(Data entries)
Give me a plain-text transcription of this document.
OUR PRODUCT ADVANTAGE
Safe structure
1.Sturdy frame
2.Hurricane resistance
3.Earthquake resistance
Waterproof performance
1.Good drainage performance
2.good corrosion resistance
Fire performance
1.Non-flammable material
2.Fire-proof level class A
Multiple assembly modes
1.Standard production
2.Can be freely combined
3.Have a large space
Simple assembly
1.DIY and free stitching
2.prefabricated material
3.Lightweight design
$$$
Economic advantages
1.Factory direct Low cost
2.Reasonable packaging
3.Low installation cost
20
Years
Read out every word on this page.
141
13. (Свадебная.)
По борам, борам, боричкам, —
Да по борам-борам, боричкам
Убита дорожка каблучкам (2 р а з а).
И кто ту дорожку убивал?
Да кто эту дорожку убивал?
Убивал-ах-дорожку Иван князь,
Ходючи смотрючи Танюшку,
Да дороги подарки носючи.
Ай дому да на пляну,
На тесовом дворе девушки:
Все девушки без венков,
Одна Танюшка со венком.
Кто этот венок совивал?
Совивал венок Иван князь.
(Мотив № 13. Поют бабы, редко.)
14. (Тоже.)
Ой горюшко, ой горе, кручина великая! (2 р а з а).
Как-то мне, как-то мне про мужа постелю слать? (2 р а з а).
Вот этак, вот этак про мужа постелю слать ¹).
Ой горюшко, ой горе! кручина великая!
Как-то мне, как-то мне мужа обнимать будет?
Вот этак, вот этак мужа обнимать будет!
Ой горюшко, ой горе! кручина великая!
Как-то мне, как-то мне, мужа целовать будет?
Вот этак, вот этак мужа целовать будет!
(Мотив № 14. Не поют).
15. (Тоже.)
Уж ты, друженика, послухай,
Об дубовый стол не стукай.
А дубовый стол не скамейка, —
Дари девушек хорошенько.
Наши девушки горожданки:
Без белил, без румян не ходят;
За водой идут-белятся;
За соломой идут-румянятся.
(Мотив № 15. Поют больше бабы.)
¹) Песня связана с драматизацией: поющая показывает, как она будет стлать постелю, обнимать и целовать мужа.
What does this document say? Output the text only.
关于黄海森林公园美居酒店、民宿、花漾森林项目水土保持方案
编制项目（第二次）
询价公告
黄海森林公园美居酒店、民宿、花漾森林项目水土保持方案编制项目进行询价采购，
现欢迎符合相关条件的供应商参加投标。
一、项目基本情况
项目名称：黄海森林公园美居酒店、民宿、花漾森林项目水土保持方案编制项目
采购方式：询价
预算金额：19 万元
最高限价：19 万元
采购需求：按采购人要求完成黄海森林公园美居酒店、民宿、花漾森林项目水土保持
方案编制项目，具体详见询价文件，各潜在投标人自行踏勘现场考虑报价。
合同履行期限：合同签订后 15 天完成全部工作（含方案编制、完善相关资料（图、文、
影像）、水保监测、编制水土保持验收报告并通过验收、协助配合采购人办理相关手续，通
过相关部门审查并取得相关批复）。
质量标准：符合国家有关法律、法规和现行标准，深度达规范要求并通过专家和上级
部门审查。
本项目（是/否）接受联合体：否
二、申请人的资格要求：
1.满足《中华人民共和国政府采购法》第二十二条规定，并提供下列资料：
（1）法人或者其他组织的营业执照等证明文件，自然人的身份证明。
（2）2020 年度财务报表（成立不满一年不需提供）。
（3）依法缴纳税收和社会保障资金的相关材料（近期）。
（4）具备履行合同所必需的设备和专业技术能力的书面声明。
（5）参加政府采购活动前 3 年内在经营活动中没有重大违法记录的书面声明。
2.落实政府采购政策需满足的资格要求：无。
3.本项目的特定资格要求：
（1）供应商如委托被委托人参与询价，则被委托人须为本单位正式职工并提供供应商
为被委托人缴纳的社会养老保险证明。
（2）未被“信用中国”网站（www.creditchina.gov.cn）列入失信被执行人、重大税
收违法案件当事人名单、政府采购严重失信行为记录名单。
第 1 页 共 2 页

(WHAT YOU WILL DO)
Find the line containing "What does this" in the material above. Print it and every line after it through the end, exactly and only those.

(SOLUTION FOR THIS EXERCISE)
What does this document say? Output the text only.
关于黄海森林公园美居酒店、民宿、花漾森林项目水土保持方案
编制项目（第二次）
询价公告
黄海森林公园美居酒店、民宿、花漾森林项目水土保持方案编制项目进行询价采购，
现欢迎符合相关条件的供应商参加投标。
一、项目基本情况
项目名称：黄海森林公园美居酒店、民宿、花漾森林项目水土保持方案编制项目
采购方式：询价
预算金额：19 万元
最高限价：19 万元
采购需求：按采购人要求完成黄海森林公园美居酒店、民宿、花漾森林项目水土保持
方案编制项目，具体详见询价文件，各潜在投标人自行踏勘现场考虑报价。
合同履行期限：合同签订后 15 天完成全部工作（含方案编制、完善相关资料（图、文、
影像）、水保监测、编制水土保持验收报告并通过验收、协助配合采购人办理相关手续，通
过相关部门审查并取得相关批复）。
质量标准：符合国家有关法律、法规和现行标准，深度达规范要求并通过专家和上级
部门审查。
本项目（是/否）接受联合体：否
二、申请人的资格要求：
1.满足《中华人民共和国政府采购法》第二十二条规定，并提供下列资料：
（1）法人或者其他组织的营业执照等证明文件，自然人的身份证明。
（2）2020 年度财务报表（成立不满一年不需提供）。
（3）依法缴纳税收和社会保障资金的相关材料（近期）。
（4）具备履行合同所必需的设备和专业技术能力的书面声明。
（5）参加政府采购活动前 3 年内在经营活动中没有重大违法记录的书面声明。
2.落实政府采购政策需满足的资格要求：无。
3.本项目的特定资格要求：
（1）供应商如委托被委托人参与询价，则被委托人须为本单位正式职工并提供供应商
为被委托人缴纳的社会养老保险证明。
（2）未被“信用中国”网站（www.creditchina.gov.cn）列入失信被执行人、重大税
收违法案件当事人名单、政府采购严重失信行为记录名单。
第 1 页 共 2 页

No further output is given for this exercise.